▸ **WORK INSTRUCTIONS**
Identify the lines that contain the word "columns", then copy them.

══════

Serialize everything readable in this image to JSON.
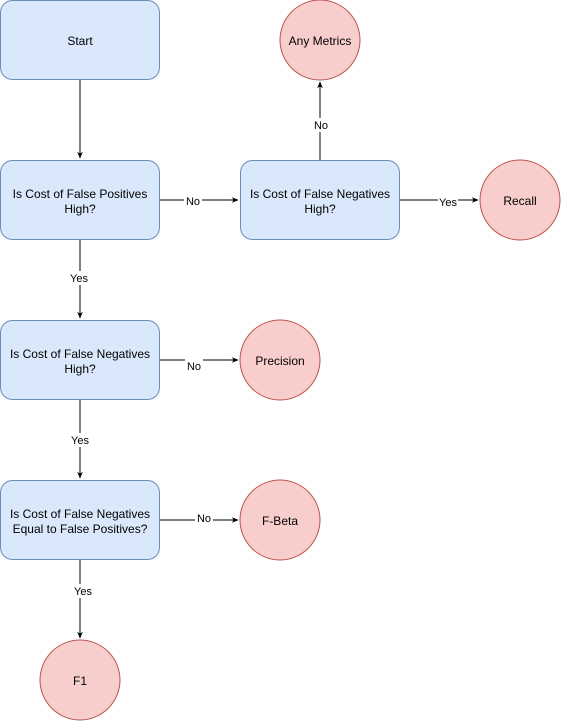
{
  "colors": {
    "decision_fill": "#dae8fc",
    "decision_stroke": "#6c8ebf",
    "terminal_fill": "#f8cecc",
    "terminal_stroke": "#b85450",
    "edge": "#000000"
  },
  "nodes": {
    "start": {
      "label": "Start"
    },
    "fp_high": {
      "label_lines": [
        "Is Cost of False Positives",
        "High?"
      ]
    },
    "fn_high_top": {
      "label_lines": [
        "Is Cost of False Negatives",
        "High?"
      ]
    },
    "fn_high": {
      "label_lines": [
        "Is Cost of False Negatives",
        "High?"
      ]
    },
    "fn_equal_fp": {
      "label_lines": [
        "Is Cost of False Negatives",
        "Equal to False Positives?"
      ]
    },
    "any_metrics": {
      "label": "Any Metrics"
    },
    "recall": {
      "label": "Recall"
    },
    "precision": {
      "label": "Precision"
    },
    "f_beta": {
      "label": "F-Beta"
    },
    "f1": {
      "label": "F1"
    }
  },
  "edges": {
    "start_to_fp": {
      "label": ""
    },
    "fp_to_fntop": {
      "label": "No"
    },
    "fntop_to_any": {
      "label": "No"
    },
    "fntop_to_recall": {
      "label": "Yes"
    },
    "fp_to_fn": {
      "label": "Yes"
    },
    "fn_to_precision": {
      "label": "No"
    },
    "fn_to_equal": {
      "label": "Yes"
    },
    "equal_to_fbeta": {
      "label": "No"
    },
    "equal_to_f1": {
      "label": "Yes"
    }
  }
}
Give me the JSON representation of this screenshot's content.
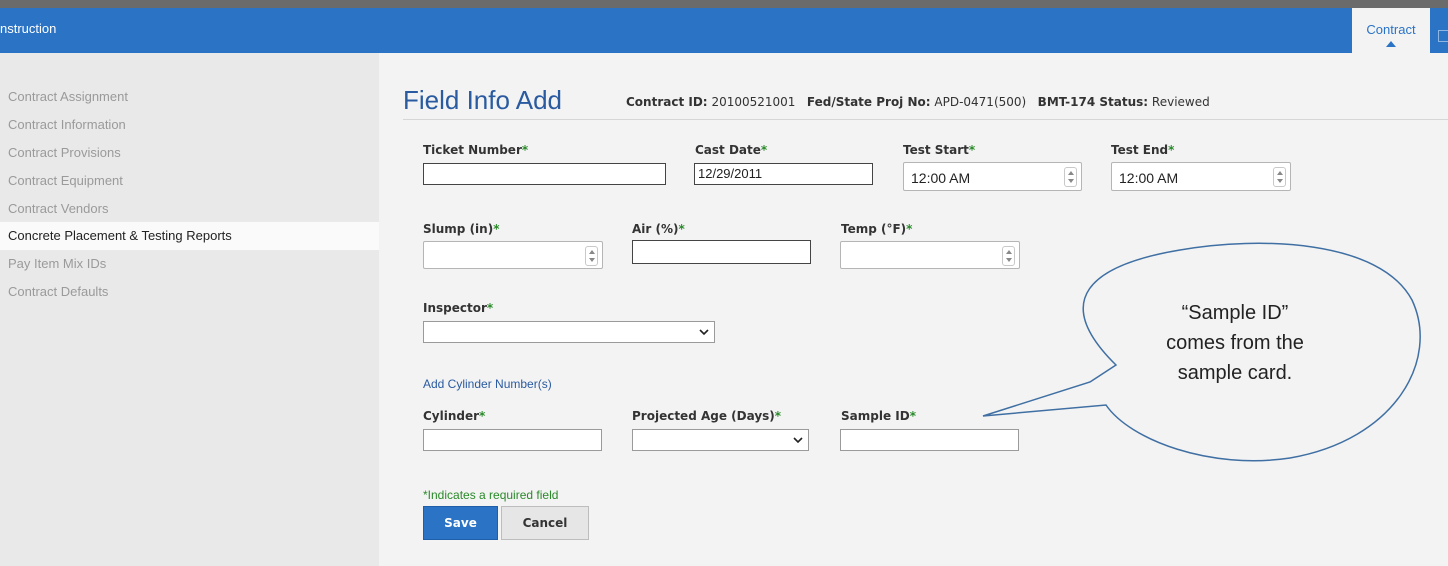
{
  "header": {
    "app_title": "nstruction",
    "tab_contract": "Contract"
  },
  "sidebar": {
    "items": [
      {
        "label": "Contract Assignment"
      },
      {
        "label": "Contract Information"
      },
      {
        "label": "Contract Provisions"
      },
      {
        "label": "Contract Equipment"
      },
      {
        "label": "Contract Vendors"
      },
      {
        "label": "Concrete Placement & Testing Reports"
      },
      {
        "label": "Pay Item Mix IDs"
      },
      {
        "label": "Contract Defaults"
      }
    ]
  },
  "page": {
    "title": "Field Info Add",
    "contract_id_label": "Contract ID:",
    "contract_id": "20100521001",
    "proj_label": "Fed/State Proj No:",
    "proj_no": "APD-0471(500)",
    "status_label": "BMT-174 Status:",
    "status": "Reviewed"
  },
  "form": {
    "required_mark": "*",
    "ticket_number": {
      "label": "Ticket Number",
      "value": ""
    },
    "cast_date": {
      "label": "Cast Date",
      "value": "12/29/2011"
    },
    "test_start": {
      "label": "Test Start",
      "value": "12:00 AM"
    },
    "test_end": {
      "label": "Test End",
      "value": "12:00 AM"
    },
    "slump": {
      "label": "Slump (in)",
      "value": ""
    },
    "air": {
      "label": "Air (%)",
      "value": ""
    },
    "temp": {
      "label": "Temp (°F)",
      "value": ""
    },
    "inspector": {
      "label": "Inspector",
      "value": ""
    },
    "add_cylinder_link": "Add Cylinder Number(s)",
    "cylinder": {
      "label": "Cylinder",
      "value": ""
    },
    "projected_age": {
      "label": "Projected Age (Days)",
      "value": ""
    },
    "sample_id": {
      "label": "Sample ID",
      "value": ""
    },
    "required_note": "*Indicates a required field",
    "save_label": "Save",
    "cancel_label": "Cancel"
  },
  "callout": {
    "line1": "“Sample ID”",
    "line2": "comes from the",
    "line3": "sample card."
  }
}
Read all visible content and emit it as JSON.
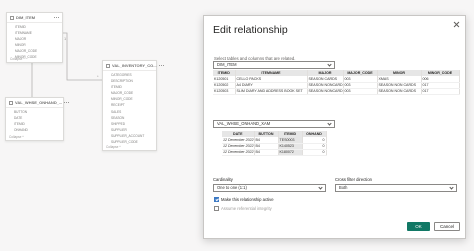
{
  "model": {
    "tables": [
      {
        "name": "DIM_ITEM",
        "fields": [
          "ITEMID",
          "ITEMNAME",
          "MAJOR",
          "MINOR",
          "MAJOR_CODE",
          "MINOR_CODE",
          "PRODUCTLINE",
          "SUBCATEGORY"
        ],
        "footer": "Collapse ^"
      },
      {
        "name": "VAL_WHSE_ONHAND_...",
        "fields": [
          "BUTTON",
          "DATE",
          "ITEMID",
          "ONHAND"
        ],
        "footer": "Collapse ^"
      },
      {
        "name": "VAL_INVENTORY_CO...",
        "fields": [
          "CATEGORIES",
          "DESCRIPTION",
          "ITEMID",
          "MAJOR_CODE",
          "MINOR_CODE",
          "RECEIPT",
          "SALES",
          "SEASON",
          "SHIPPED",
          "SUPPLIER",
          "SUPPLIER_ACCOUNT",
          "SUPPLIER_CODE"
        ],
        "footer": "Collapse ^"
      }
    ],
    "cardinality_marks": {
      "one": "1",
      "many": "*"
    }
  },
  "dialog": {
    "title": "Edit relationship",
    "subtitle": "Select tables and columns that are related.",
    "table1": {
      "selected": "DIM_ITEM",
      "columns": [
        "ITEMID",
        "ITEMNAME",
        "MAJOR",
        "MAJOR_CODE",
        "MINOR",
        "MINOR_CODE"
      ],
      "rows": [
        [
          "K120501",
          "CELLO PACKS",
          "SEASON CARDS",
          "003",
          "XMAS",
          "006"
        ],
        [
          "K120502",
          "A4 DIARY",
          "SEASON NONCARD",
          "003",
          "SEASON NON CARDS",
          "017"
        ],
        [
          "K120503",
          "SLIM DIARY AND ADDRESS BOOK SET",
          "SEASON NONCARD",
          "003",
          "SEASON NON CARDS",
          "017"
        ]
      ]
    },
    "table2": {
      "selected": "VAL_WHSE_ONHAND_XAM",
      "columns": [
        "DATE",
        "BUTTON",
        "ITEMID",
        "ONHAND"
      ],
      "rows": [
        [
          "12 December 2022",
          "B4",
          "TES0003",
          "0"
        ],
        [
          "12 December 2022",
          "B4",
          "K140523",
          "0"
        ],
        [
          "12 December 2022",
          "B4",
          "K180072",
          "0"
        ]
      ]
    },
    "cardinality": {
      "label": "Cardinality",
      "value": "One to one (1:1)"
    },
    "cross_filter": {
      "label": "Cross filter direction",
      "value": "Both"
    },
    "active": {
      "label": "Make this relationship active",
      "checked": true
    },
    "integrity": {
      "label": "Assume referential integrity",
      "checked": false,
      "disabled": true
    },
    "ok_label": "OK",
    "cancel_label": "Cancel"
  }
}
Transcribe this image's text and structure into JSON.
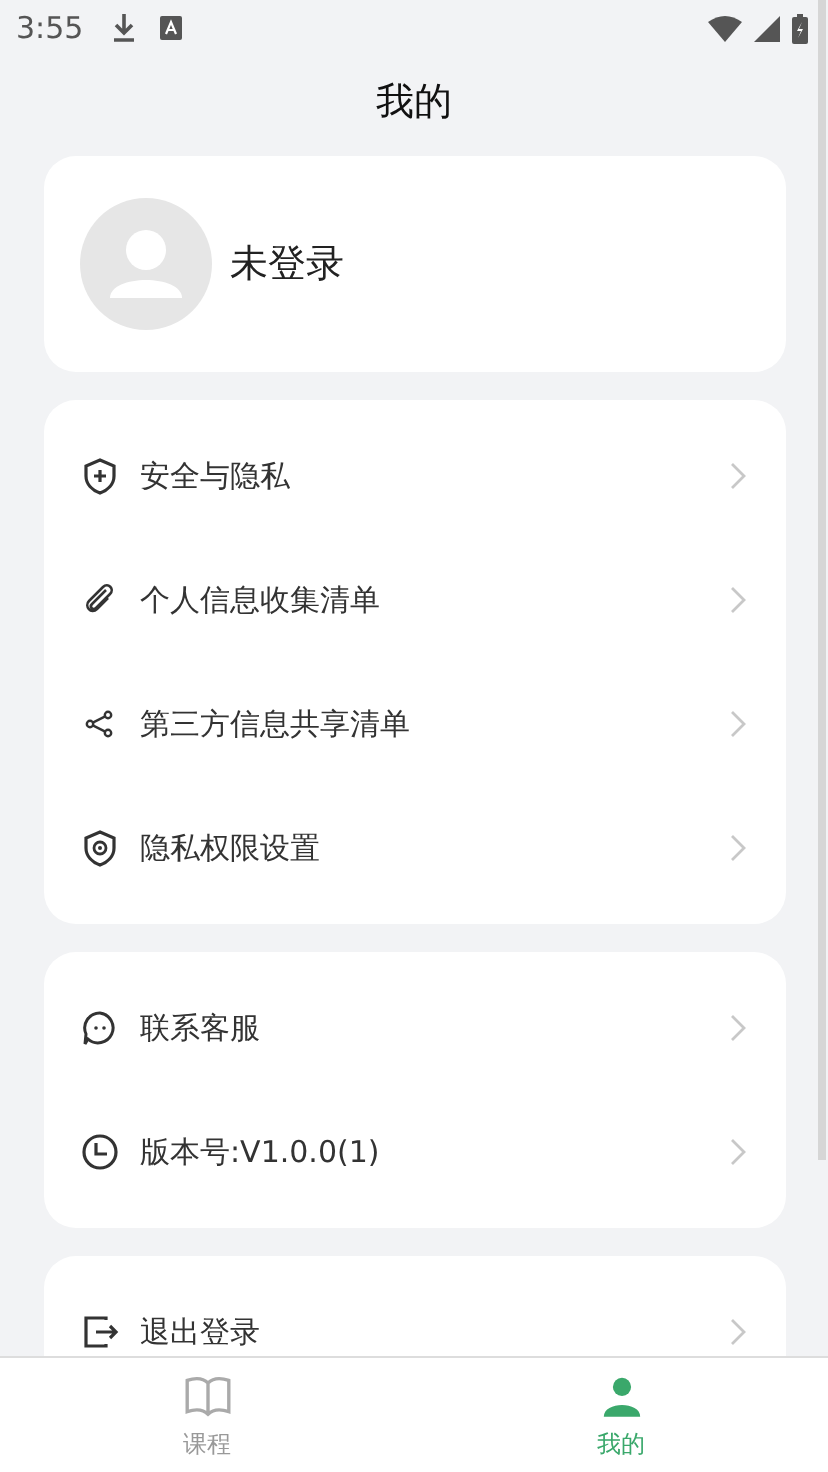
{
  "status_bar": {
    "time": "3:55"
  },
  "title": "我的",
  "profile": {
    "name": "未登录"
  },
  "menu_groups": [
    {
      "items": [
        {
          "label": "安全与隐私"
        },
        {
          "label": "个人信息收集清单"
        },
        {
          "label": "第三方信息共享清单"
        },
        {
          "label": "隐私权限设置"
        }
      ]
    },
    {
      "items": [
        {
          "label": "联系客服"
        },
        {
          "label": "版本号:V1.0.0(1)"
        }
      ]
    },
    {
      "items": [
        {
          "label": "退出登录"
        }
      ]
    }
  ],
  "tab_bar": [
    {
      "label": "课程",
      "selected": false
    },
    {
      "label": "我的",
      "selected": true
    }
  ]
}
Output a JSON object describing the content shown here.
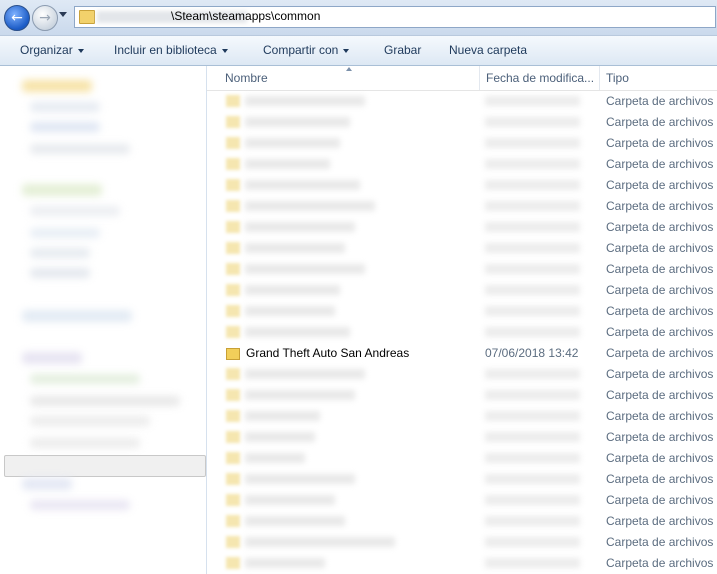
{
  "address": {
    "path": "\\Steam\\steamapps\\common",
    "back_icon": "arrow-left-icon",
    "forward_icon": "arrow-right-icon",
    "folder_icon": "folder-icon"
  },
  "toolbar": {
    "organize": "Organizar",
    "include_library": "Incluir en biblioteca",
    "share_with": "Compartir con",
    "burn": "Grabar",
    "new_folder": "Nueva carpeta"
  },
  "columns": {
    "name": "Nombre",
    "date": "Fecha de modifica...",
    "type": "Tipo"
  },
  "rows": [
    {
      "name": "",
      "date": "",
      "type": "Carpeta de archivos"
    },
    {
      "name": "",
      "date": "",
      "type": "Carpeta de archivos"
    },
    {
      "name": "",
      "date": "",
      "type": "Carpeta de archivos"
    },
    {
      "name": "",
      "date": "",
      "type": "Carpeta de archivos"
    },
    {
      "name": "",
      "date": "",
      "type": "Carpeta de archivos"
    },
    {
      "name": "",
      "date": "",
      "type": "Carpeta de archivos"
    },
    {
      "name": "",
      "date": "",
      "type": "Carpeta de archivos"
    },
    {
      "name": "",
      "date": "",
      "type": "Carpeta de archivos"
    },
    {
      "name": "",
      "date": "",
      "type": "Carpeta de archivos"
    },
    {
      "name": "",
      "date": "",
      "type": "Carpeta de archivos"
    },
    {
      "name": "",
      "date": "",
      "type": "Carpeta de archivos"
    },
    {
      "name": "",
      "date": "",
      "type": "Carpeta de archivos"
    },
    {
      "name": "Grand Theft Auto San Andreas",
      "date": "07/06/2018 13:42",
      "type": "Carpeta de archivos"
    },
    {
      "name": "",
      "date": "",
      "type": "Carpeta de archivos"
    },
    {
      "name": "",
      "date": "",
      "type": "Carpeta de archivos"
    },
    {
      "name": "",
      "date": "",
      "type": "Carpeta de archivos"
    },
    {
      "name": "",
      "date": "",
      "type": "Carpeta de archivos"
    },
    {
      "name": "",
      "date": "",
      "type": "Carpeta de archivos"
    },
    {
      "name": "",
      "date": "",
      "type": "Carpeta de archivos"
    },
    {
      "name": "",
      "date": "",
      "type": "Carpeta de archivos"
    },
    {
      "name": "",
      "date": "",
      "type": "Carpeta de archivos"
    },
    {
      "name": "",
      "date": "",
      "type": "Carpeta de archivos"
    },
    {
      "name": "",
      "date": "",
      "type": "Carpeta de archivos"
    },
    {
      "name": "",
      "date": "",
      "type": "Carpeta de archivos"
    }
  ]
}
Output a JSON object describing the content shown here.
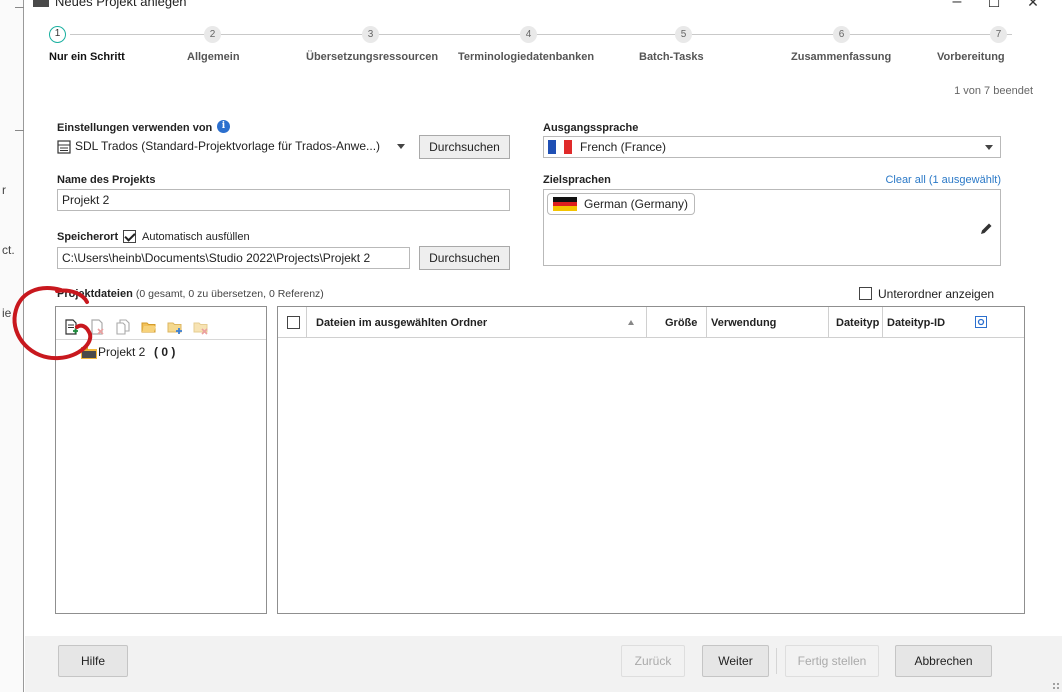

══════

▸ **ANSWER TO THIS PROBLEM**
    "subtitle": "Select tables and columns that are related.",
      "columns": [
      "columns": [
  "columns": {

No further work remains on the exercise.